* _Material provided_
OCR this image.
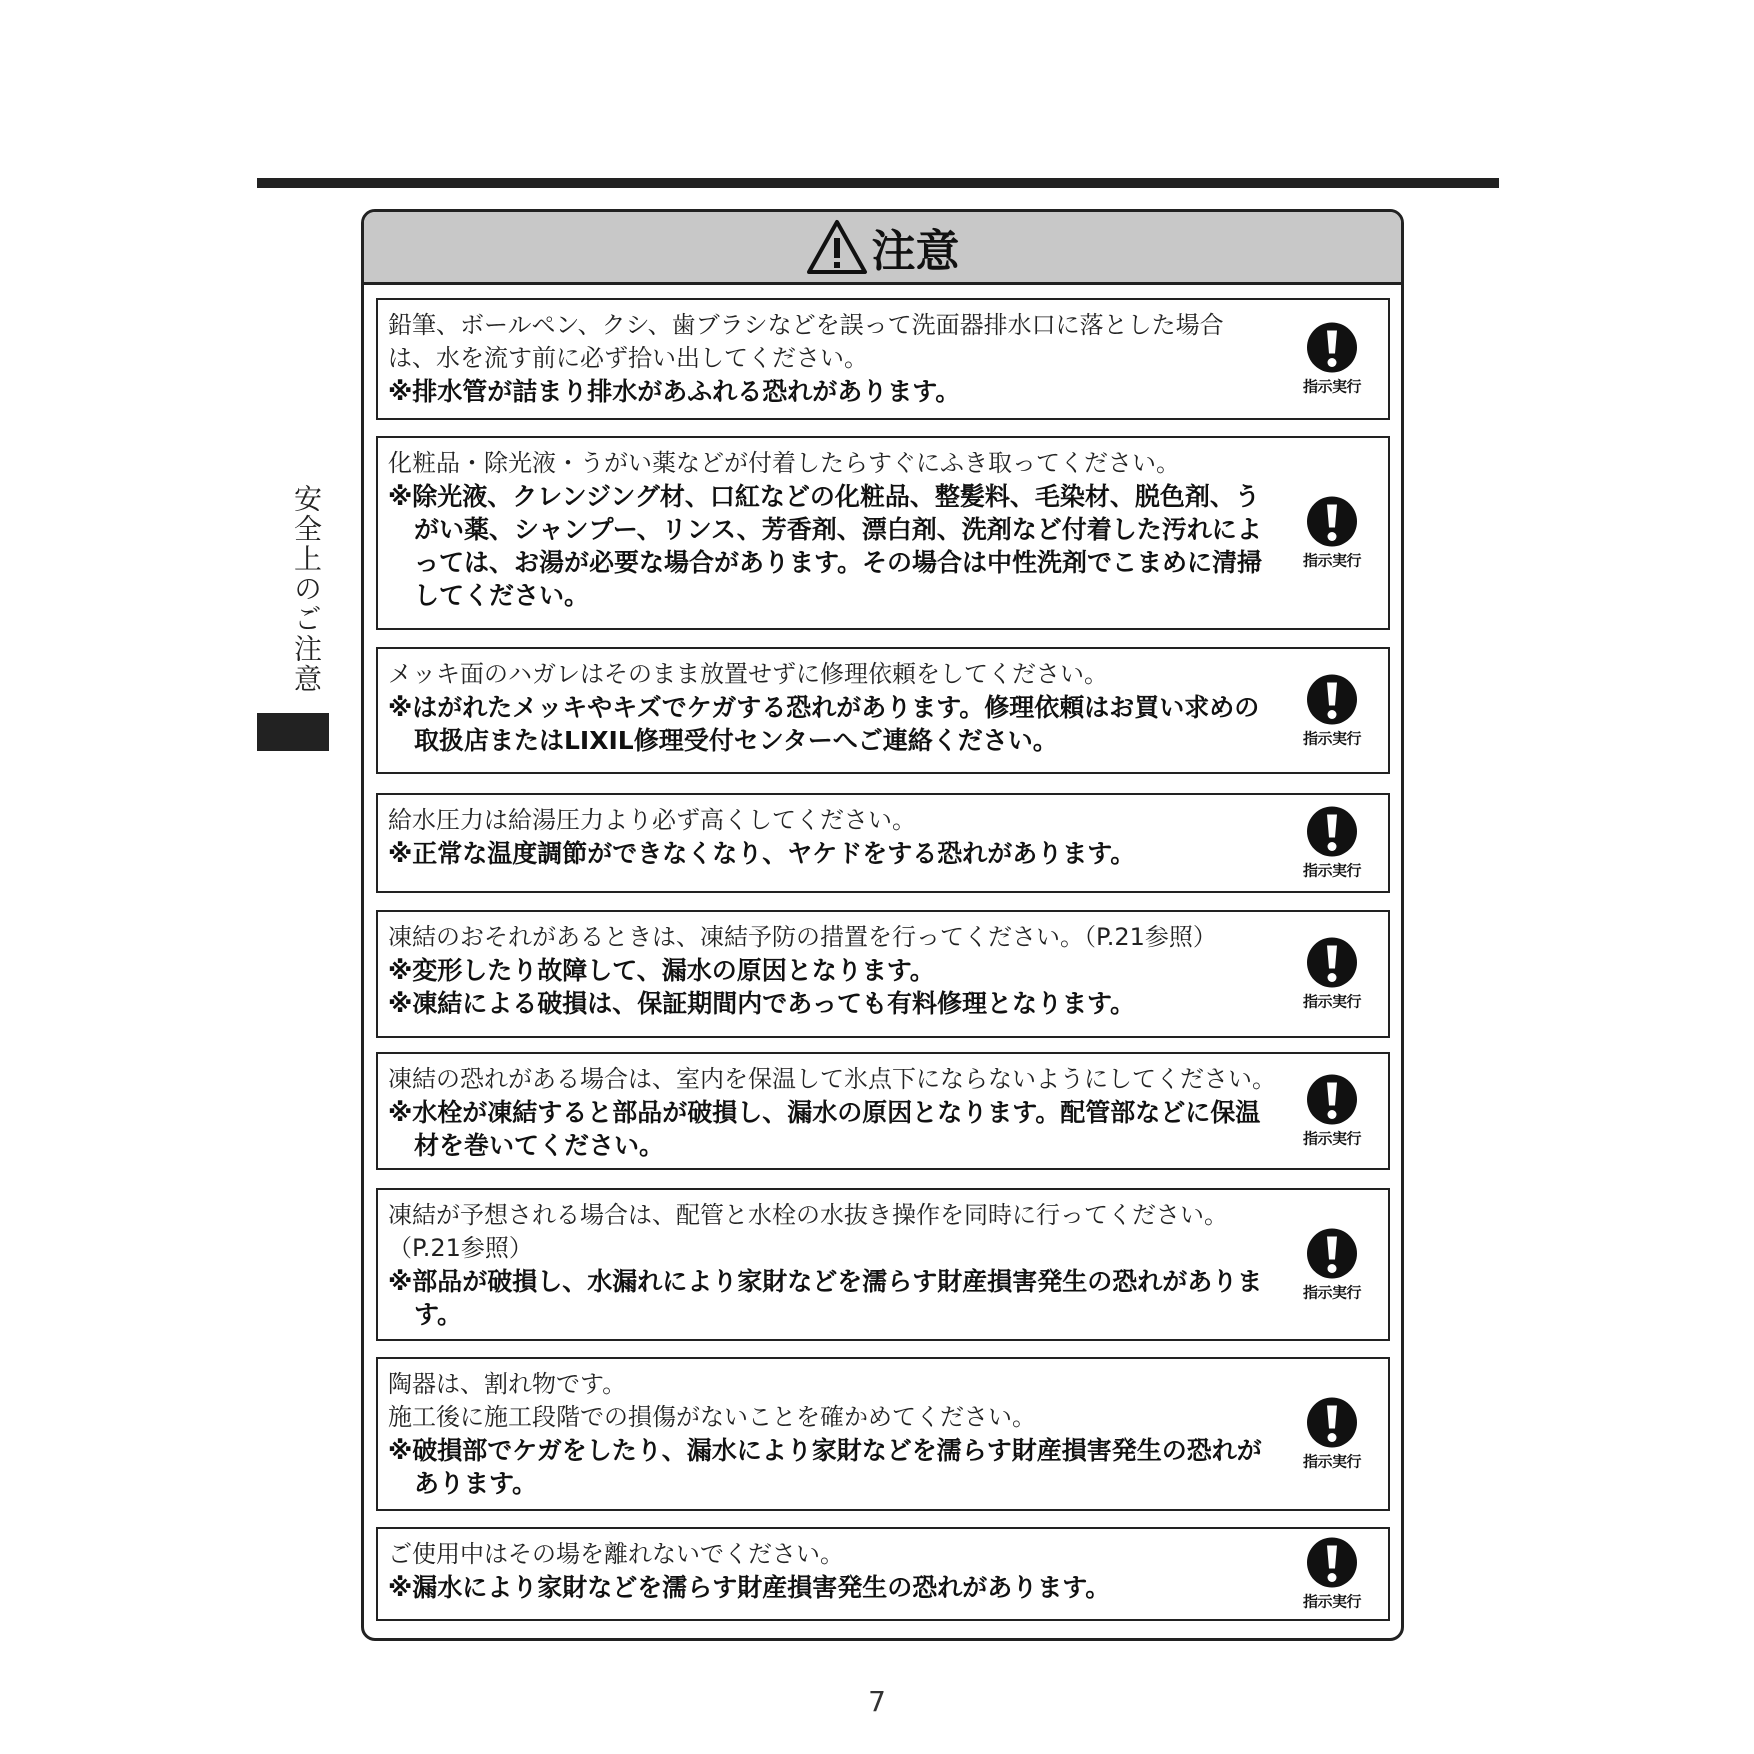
安全上のご注意
注意
鉛筆、ボールペン、クシ、歯ブラシなどを誤って洗面器排水口に落とした場合
は、水を流す前に必ず拾い出してください。
※排水管が詰まり排水があふれる恐れがあります。	指示実行
化粧品・除光液・うがい薬などが付着したらすぐにふき取ってください。
※除光液、クレンジング材、口紅などの化粧品、整髪料、毛染材、脱色剤、うがい薬、シャンプー、リンス、芳香剤、漂白剤、洗剤など付着した汚れによっては、お湯が必要な場合があります。その場合は中性洗剤でこまめに清掃してください。
指示実行
メッキ面のハガレはそのまま放置せずに修理依頼をしてください。
※はがれたメッキやキズでケガする恐れがあります。修理依頼はお買い求めの取扱店またはLIXIL修理受付センターへご連絡ください。	指示実行
給水圧力は給湯圧力より必ず高くしてください。
※正常な温度調節ができなくなり、ヤケドをする恐れがあります。
指示実行
凍結のおそれがあるときは、凍結予防の措置を行ってください。（P.21参照）
※変形したり故障して、漏水の原因となります。
※凍結による破損は、保証期間内であっても有料修理となります。	指示実行
凍結の恐れがある場合は、室内を保温して氷点下にならないようにしてください。
※水栓が凍結すると部品が破損し、漏水の原因となります。配管部などに保温材を巻いてください。	指示実行
凍結が予想される場合は、配管と水栓の水抜き操作を同時に行ってください。
（P.21参照）
※部品が破損し、水漏れにより家財などを濡らす財産損害発生の恐れがあります。
指示実行
陶器は、割れ物です。
施工後に施工段階での損傷がないことを確かめてください。
※破損部でケガをしたり、漏水により家財などを濡らす財産損害発生の恐れがあります。
指示実行
ご使用中はその場を離れないでください。
※漏水により家財などを濡らす財産損害発生の恐れがあります。	指示実行
7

* _What to do_
Identify the lines in the entries that hold "漏水の原因となります" and return each one.

* _Answer in full_
※変形したり故障して、漏水の原因となります。
※水栓が凍結すると部品が破損し、漏水の原因となります。配管部などに保温材を巻いてください。	指示実行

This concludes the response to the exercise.